| Work instructions |
Repeat, exactly and completely, the entries shown underneath.

| Information shown |
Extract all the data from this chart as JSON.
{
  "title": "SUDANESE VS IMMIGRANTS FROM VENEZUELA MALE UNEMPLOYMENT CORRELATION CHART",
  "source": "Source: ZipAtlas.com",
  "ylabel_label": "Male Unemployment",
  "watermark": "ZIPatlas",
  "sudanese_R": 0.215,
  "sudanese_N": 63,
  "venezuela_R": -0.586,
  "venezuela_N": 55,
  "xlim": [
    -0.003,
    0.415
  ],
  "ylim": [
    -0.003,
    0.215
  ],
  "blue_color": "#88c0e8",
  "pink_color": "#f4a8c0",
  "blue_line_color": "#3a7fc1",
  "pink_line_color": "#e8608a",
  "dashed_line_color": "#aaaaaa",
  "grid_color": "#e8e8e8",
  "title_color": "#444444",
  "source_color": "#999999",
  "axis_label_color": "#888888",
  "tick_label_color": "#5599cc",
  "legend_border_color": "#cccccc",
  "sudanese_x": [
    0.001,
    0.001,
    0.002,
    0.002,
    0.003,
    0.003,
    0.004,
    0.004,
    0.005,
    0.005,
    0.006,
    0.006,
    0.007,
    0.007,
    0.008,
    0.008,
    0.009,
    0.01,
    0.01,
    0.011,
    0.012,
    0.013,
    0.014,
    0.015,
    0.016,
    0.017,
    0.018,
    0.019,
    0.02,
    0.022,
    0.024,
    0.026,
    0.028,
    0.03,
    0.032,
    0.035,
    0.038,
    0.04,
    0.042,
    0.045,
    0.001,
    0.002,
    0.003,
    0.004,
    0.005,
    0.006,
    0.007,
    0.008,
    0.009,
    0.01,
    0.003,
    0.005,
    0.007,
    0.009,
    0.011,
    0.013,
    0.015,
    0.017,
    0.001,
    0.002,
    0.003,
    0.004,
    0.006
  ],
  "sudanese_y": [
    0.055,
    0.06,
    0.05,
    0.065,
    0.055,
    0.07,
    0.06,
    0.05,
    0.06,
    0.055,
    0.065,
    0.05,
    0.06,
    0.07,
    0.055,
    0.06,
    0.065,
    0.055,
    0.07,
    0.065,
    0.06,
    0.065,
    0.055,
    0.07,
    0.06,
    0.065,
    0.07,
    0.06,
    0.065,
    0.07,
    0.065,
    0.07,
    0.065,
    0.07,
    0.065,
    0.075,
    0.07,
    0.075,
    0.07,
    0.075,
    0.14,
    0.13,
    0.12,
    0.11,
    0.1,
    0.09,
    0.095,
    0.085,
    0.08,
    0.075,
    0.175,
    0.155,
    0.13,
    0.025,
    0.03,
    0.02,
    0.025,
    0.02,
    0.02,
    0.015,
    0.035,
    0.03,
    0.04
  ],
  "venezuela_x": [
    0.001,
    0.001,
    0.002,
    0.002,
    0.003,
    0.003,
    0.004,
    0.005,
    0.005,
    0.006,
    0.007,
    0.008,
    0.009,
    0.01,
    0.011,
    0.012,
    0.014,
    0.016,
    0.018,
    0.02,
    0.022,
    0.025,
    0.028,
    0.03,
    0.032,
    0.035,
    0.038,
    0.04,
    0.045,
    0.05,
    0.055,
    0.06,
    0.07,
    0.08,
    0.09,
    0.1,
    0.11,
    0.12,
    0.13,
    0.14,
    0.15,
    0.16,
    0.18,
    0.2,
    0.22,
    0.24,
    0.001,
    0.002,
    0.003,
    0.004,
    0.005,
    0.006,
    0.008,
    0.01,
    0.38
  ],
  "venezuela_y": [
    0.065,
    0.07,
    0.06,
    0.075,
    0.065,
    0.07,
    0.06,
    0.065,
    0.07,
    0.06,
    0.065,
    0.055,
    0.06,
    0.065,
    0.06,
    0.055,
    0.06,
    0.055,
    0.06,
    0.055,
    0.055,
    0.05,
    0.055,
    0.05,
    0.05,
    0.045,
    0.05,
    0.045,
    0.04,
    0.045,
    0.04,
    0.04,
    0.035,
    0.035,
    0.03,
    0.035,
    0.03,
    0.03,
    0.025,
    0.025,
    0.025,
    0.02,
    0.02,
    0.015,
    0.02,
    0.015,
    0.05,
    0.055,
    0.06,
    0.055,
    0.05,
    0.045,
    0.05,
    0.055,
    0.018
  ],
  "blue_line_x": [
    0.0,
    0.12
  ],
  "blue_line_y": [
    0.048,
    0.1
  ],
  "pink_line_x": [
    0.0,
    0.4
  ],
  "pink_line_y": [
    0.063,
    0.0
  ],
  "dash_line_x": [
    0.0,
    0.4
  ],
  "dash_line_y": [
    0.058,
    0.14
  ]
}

| Answer for the task |
Extract all the data from this chart as JSON.
{
  "title": "SUDANESE VS IMMIGRANTS FROM VENEZUELA MALE UNEMPLOYMENT CORRELATION CHART",
  "source": "Source: ZipAtlas.com",
  "ylabel_label": "Male Unemployment",
  "watermark": "ZIPatlas",
  "sudanese_R": 0.215,
  "sudanese_N": 63,
  "venezuela_R": -0.586,
  "venezuela_N": 55,
  "xlim": [
    -0.003,
    0.415
  ],
  "ylim": [
    -0.003,
    0.215
  ],
  "blue_color": "#88c0e8",
  "pink_color": "#f4a8c0",
  "blue_line_color": "#3a7fc1",
  "pink_line_color": "#e8608a",
  "dashed_line_color": "#aaaaaa",
  "grid_color": "#e8e8e8",
  "title_color": "#444444",
  "source_color": "#999999",
  "axis_label_color": "#888888",
  "tick_label_color": "#5599cc",
  "legend_border_color": "#cccccc",
  "sudanese_x": [
    0.001,
    0.001,
    0.002,
    0.002,
    0.003,
    0.003,
    0.004,
    0.004,
    0.005,
    0.005,
    0.006,
    0.006,
    0.007,
    0.007,
    0.008,
    0.008,
    0.009,
    0.01,
    0.01,
    0.011,
    0.012,
    0.013,
    0.014,
    0.015,
    0.016,
    0.017,
    0.018,
    0.019,
    0.02,
    0.022,
    0.024,
    0.026,
    0.028,
    0.03,
    0.032,
    0.035,
    0.038,
    0.04,
    0.042,
    0.045,
    0.001,
    0.002,
    0.003,
    0.004,
    0.005,
    0.006,
    0.007,
    0.008,
    0.009,
    0.01,
    0.003,
    0.005,
    0.007,
    0.009,
    0.011,
    0.013,
    0.015,
    0.017,
    0.001,
    0.002,
    0.003,
    0.004,
    0.006
  ],
  "sudanese_y": [
    0.055,
    0.06,
    0.05,
    0.065,
    0.055,
    0.07,
    0.06,
    0.05,
    0.06,
    0.055,
    0.065,
    0.05,
    0.06,
    0.07,
    0.055,
    0.06,
    0.065,
    0.055,
    0.07,
    0.065,
    0.06,
    0.065,
    0.055,
    0.07,
    0.06,
    0.065,
    0.07,
    0.06,
    0.065,
    0.07,
    0.065,
    0.07,
    0.065,
    0.07,
    0.065,
    0.075,
    0.07,
    0.075,
    0.07,
    0.075,
    0.14,
    0.13,
    0.12,
    0.11,
    0.1,
    0.09,
    0.095,
    0.085,
    0.08,
    0.075,
    0.175,
    0.155,
    0.13,
    0.025,
    0.03,
    0.02,
    0.025,
    0.02,
    0.02,
    0.015,
    0.035,
    0.03,
    0.04
  ],
  "venezuela_x": [
    0.001,
    0.001,
    0.002,
    0.002,
    0.003,
    0.003,
    0.004,
    0.005,
    0.005,
    0.006,
    0.007,
    0.008,
    0.009,
    0.01,
    0.011,
    0.012,
    0.014,
    0.016,
    0.018,
    0.02,
    0.022,
    0.025,
    0.028,
    0.03,
    0.032,
    0.035,
    0.038,
    0.04,
    0.045,
    0.05,
    0.055,
    0.06,
    0.07,
    0.08,
    0.09,
    0.1,
    0.11,
    0.12,
    0.13,
    0.14,
    0.15,
    0.16,
    0.18,
    0.2,
    0.22,
    0.24,
    0.001,
    0.002,
    0.003,
    0.004,
    0.005,
    0.006,
    0.008,
    0.01,
    0.38
  ],
  "venezuela_y": [
    0.065,
    0.07,
    0.06,
    0.075,
    0.065,
    0.07,
    0.06,
    0.065,
    0.07,
    0.06,
    0.065,
    0.055,
    0.06,
    0.065,
    0.06,
    0.055,
    0.06,
    0.055,
    0.06,
    0.055,
    0.055,
    0.05,
    0.055,
    0.05,
    0.05,
    0.045,
    0.05,
    0.045,
    0.04,
    0.045,
    0.04,
    0.04,
    0.035,
    0.035,
    0.03,
    0.035,
    0.03,
    0.03,
    0.025,
    0.025,
    0.025,
    0.02,
    0.02,
    0.015,
    0.02,
    0.015,
    0.05,
    0.055,
    0.06,
    0.055,
    0.05,
    0.045,
    0.05,
    0.055,
    0.018
  ],
  "blue_line_x": [
    0.0,
    0.12
  ],
  "blue_line_y": [
    0.048,
    0.1
  ],
  "pink_line_x": [
    0.0,
    0.4
  ],
  "pink_line_y": [
    0.063,
    0.0
  ],
  "dash_line_x": [
    0.0,
    0.4
  ],
  "dash_line_y": [
    0.058,
    0.14
  ]
}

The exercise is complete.